[DATA LISTING]:
##########
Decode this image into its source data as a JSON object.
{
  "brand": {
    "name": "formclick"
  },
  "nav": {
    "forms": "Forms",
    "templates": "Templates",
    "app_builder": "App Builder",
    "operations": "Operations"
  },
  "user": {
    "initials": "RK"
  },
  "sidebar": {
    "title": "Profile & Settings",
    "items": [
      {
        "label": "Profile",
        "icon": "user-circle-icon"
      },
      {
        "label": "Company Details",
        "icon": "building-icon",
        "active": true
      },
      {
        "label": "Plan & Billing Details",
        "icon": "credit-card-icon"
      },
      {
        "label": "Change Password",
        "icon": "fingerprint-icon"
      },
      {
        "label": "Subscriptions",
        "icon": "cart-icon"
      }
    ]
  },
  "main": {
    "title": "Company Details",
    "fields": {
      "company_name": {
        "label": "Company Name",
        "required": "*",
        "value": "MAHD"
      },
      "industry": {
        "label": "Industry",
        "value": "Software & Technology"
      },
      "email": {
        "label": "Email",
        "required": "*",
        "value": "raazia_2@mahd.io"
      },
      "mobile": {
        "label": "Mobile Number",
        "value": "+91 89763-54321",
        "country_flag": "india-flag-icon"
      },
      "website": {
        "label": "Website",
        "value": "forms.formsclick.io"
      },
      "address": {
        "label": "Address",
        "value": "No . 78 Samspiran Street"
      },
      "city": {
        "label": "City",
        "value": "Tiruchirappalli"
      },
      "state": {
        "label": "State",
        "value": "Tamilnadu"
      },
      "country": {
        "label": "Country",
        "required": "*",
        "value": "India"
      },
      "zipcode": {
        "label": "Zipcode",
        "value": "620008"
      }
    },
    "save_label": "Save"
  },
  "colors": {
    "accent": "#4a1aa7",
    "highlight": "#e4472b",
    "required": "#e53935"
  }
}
##########
[YOUR GOAL]:
Write out the full set of records exactly as given.

[WRITTEN SOLUTION]:
Decode this image into its source data as a JSON object.
{
  "brand": {
    "name": "formclick"
  },
  "nav": {
    "forms": "Forms",
    "templates": "Templates",
    "app_builder": "App Builder",
    "operations": "Operations"
  },
  "user": {
    "initials": "RK"
  },
  "sidebar": {
    "title": "Profile & Settings",
    "items": [
      {
        "label": "Profile",
        "icon": "user-circle-icon"
      },
      {
        "label": "Company Details",
        "icon": "building-icon",
        "active": true
      },
      {
        "label": "Plan & Billing Details",
        "icon": "credit-card-icon"
      },
      {
        "label": "Change Password",
        "icon": "fingerprint-icon"
      },
      {
        "label": "Subscriptions",
        "icon": "cart-icon"
      }
    ]
  },
  "main": {
    "title": "Company Details",
    "fields": {
      "company_name": {
        "label": "Company Name",
        "required": "*",
        "value": "MAHD"
      },
      "industry": {
        "label": "Industry",
        "value": "Software & Technology"
      },
      "email": {
        "label": "Email",
        "required": "*",
        "value": "raazia_2@mahd.io"
      },
      "mobile": {
        "label": "Mobile Number",
        "value": "+91 89763-54321",
        "country_flag": "india-flag-icon"
      },
      "website": {
        "label": "Website",
        "value": "forms.formsclick.io"
      },
      "address": {
        "label": "Address",
        "value": "No . 78 Samspiran Street"
      },
      "city": {
        "label": "City",
        "value": "Tiruchirappalli"
      },
      "state": {
        "label": "State",
        "value": "Tamilnadu"
      },
      "country": {
        "label": "Country",
        "required": "*",
        "value": "India"
      },
      "zipcode": {
        "label": "Zipcode",
        "value": "620008"
      }
    },
    "save_label": "Save"
  },
  "colors": {
    "accent": "#4a1aa7",
    "highlight": "#e4472b",
    "required": "#e53935"
  }
}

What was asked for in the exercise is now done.